Problems to solve
a – Summarize the review of Edmund Campion's Ossicles in two sentences.
b – Please quote the review of Campion's Ossicles between "Other than the" and "on the incus.", inclusive.
c – Extend the review of Campion's Ossicles from where it stops.

#### Reading text ####

Jeff Dunn on October 4, 2013
Campion's Ossicles Oscillate
Campion's Ossicles Oscillate

It’s not often that music is an anatomy lesson. The ossicles are the three tiny bones of the middle ear, the hammer (malleus), anvil (incus), and stirrup (stapes). Each titles a movement of U.C. Berkeley music professor Edmund Campion’s new work for the Berkeley Symphony, Ossicles (Tiny Bones). In it, the composer tries to celebrate the concept that all that gets these bones to moving is fair game. As Campion puts it:

My piece is focused on the physical aspect of sound, both cooked and raw, noisy and clarified. There are always narrative references, maybe the sound of trains passing through the concert hall, but only as a reminder of the wonder of sound and the miracle of cognition. In Ossicles, you might recognize allusion to past music traditions. This is not quoting nor homage, just occurrences of unlikely musical apparitions that emerge from an explored set of materials that have lost a need for boundaries.

It’s news to me that materials have needs of any sort. It’s composers who have needs for boundaries, and Campion is no exception. He chose to put a potpourri of self-notated sounds into three labeled boxes, bounding each phrase with acts of will — beginnings, endings, and progressions. Here’s a sampling from my notes of his three-part parade:

Single violin => stereo sliding phrase => wave-ish => horn noise => buzzing => rattling => thuds => motoric => blurry => more motoric => glissandos => busy-ness => bump => throbby => tire-iron bangs => waltz => motoric => ascending tremolos => short meaningless episodes => ascension with gongs => bongos => 4 brass blasts => squeaky/spooky ascensions.

Elusive Allusions

Other than the snippet of waltz, I recognized no allusions to “past music traditions.” Perhaps music students can comb the score for them, not the general audience. What came across most strongly, contrary to Campion’s disavowal (“… the subject is music, not theater”) was the physicality of the ear. In one manifestation of the analogy, two players held up timpani heads on either side of the stage. These could not help but strike many as the ear’s tympanic membranes. At one point, pairs of each encased marbles that were rolled around. At another point, single heads, loosened, were rattled like jibing sails. In another manifestation, the numerous thuds in the first two movements could not help but get one thinking about the striking of the malleus on the incus.

#### Information ####

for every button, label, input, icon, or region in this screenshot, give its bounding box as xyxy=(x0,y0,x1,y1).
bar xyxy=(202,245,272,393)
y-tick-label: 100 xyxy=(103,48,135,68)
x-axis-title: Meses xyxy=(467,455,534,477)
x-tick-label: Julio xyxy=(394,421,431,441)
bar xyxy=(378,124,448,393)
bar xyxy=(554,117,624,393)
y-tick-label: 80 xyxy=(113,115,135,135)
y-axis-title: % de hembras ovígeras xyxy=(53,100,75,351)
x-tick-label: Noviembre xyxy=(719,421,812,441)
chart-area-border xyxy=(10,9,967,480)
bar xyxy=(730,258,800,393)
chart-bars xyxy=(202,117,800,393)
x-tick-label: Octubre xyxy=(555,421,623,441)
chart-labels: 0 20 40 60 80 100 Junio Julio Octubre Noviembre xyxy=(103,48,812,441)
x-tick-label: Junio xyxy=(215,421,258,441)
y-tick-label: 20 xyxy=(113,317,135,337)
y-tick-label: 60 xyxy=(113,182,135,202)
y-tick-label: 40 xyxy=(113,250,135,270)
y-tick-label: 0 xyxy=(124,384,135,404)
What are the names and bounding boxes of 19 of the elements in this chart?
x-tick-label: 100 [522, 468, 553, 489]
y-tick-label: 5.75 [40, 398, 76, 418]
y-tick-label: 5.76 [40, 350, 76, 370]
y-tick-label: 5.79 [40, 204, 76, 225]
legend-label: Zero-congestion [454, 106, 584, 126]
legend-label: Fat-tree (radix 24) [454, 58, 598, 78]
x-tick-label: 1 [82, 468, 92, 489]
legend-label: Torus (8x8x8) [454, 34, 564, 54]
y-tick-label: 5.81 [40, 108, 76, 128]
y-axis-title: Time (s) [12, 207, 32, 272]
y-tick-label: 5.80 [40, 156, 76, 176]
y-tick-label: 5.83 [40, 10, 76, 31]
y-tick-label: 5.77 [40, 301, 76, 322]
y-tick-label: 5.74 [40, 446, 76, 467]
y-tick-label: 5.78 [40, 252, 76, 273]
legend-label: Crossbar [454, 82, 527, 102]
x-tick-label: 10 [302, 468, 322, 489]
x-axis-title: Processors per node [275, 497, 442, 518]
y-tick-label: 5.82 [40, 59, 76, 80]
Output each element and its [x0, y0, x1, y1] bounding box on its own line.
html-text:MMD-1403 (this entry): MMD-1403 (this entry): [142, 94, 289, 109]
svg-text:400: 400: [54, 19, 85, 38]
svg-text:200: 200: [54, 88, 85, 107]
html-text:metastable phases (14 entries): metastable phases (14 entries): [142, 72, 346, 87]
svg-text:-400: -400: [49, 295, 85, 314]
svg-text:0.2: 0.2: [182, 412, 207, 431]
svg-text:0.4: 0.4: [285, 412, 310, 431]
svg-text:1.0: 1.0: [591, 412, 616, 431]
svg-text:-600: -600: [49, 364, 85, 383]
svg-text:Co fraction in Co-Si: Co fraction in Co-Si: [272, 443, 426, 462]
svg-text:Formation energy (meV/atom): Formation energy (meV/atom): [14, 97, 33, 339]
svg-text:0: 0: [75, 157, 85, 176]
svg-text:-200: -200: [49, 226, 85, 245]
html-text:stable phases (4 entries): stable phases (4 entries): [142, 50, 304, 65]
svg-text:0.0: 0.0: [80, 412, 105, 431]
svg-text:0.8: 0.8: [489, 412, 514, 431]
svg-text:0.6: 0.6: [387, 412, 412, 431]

####

Set of answers
a – U.C. Berkeley music professor Edmund Campion's new work for the Berkeley Symphony, Ossicles (Tiny Bones), has movements named for the three tiny bones of the middle ear, and Campion says the piece focuses on the physical aspect of sound. Apart from a snippet of waltz, the reviewer recognized none of its claimed allusions to past music traditions and found that the physicality of the ear came across most strongly, as when two players held up timpani heads that suggested the ear's tympanic membranes.

b –
Other than the snippet of waltz, I recognized no allusions to “past music traditions.” Perhaps music students can comb the score for them, not the general audience. What came across most strongly, contrary to Campion’s disavowal (“… the subject is music, not theater”) was the physicality of the ear. In one manifestation of the analogy, two players held up timpani heads on either side of the stage. These could not help but strike many as the ear’s tympanic membranes. At one point, pairs of each encased marbles that were rolled around. At another point, single heads, loosened, were rattled like jibing sails. In another manifestation, the numerous thuds in the first two movements could not help but get one thinking about the striking of the malleus on the incus.

c –
Alessio Bax
Alessio Bax

All in all, the result was an aimless, inoffensive set of sounds, almost all of which I’ve heard before. The work received mild applause and two curtain calls, but I couldn’t help thinking of the best way to address the “wonder of sound” and “miracle of cognition” — "Listening" to John Cage’s 4:33.

Defying the claim of “Defiantly Original 13/14 Season” on the program booklet, the concert concluded the first half with a routine rendition of Wagner’s Siegfried Idyll, and devoted the entire second half to Rachmaninov’s Piano Concerto No. 2 in C Minor. Gerard Schwarz filled in as guest conductor because Music Director Joana Carneiro suffered from “medical conditions that prevent air travel” from her home in Portugal. Schwarz’ considerable experience assured a competent result, especially in Campion’s new work. But he offered no interpretive revelations.

Impressive Technique … But

Alessio Bax was the pianist. The Italian-born American resident possesses a formidable technique, best displayed in the opening to the concerto with its resonant low notes, and in the frisky passages in the finale. There is no question that it wowed the audience. In my view, however, he may place too much emphasis on technical skills, and not enough on the poetry of performance. This was exemplified in his choice of encore, Georges Cziffra’s arrangement of Brahms’ Hungarian Dance No. 5, a supremely flashy extravaganza that, with astonishing but silly virtuoso antics, does violence to Brahms’ melodic intent.

I’ve been promising myself to quit harping on the acoustics of Zellerbach Auditorium — what can be done? Some reflective panels were present, and actually helped somewhat. An unpleasant surprise, however, occurred in the finale of the Rachmaninov, when the lightest taps of cymbals shot out like crashes. Was this effect checked out during rehearsal?

Make no bones about it, it was not one of the most memorable evenings among the many I’ve enjoyed here.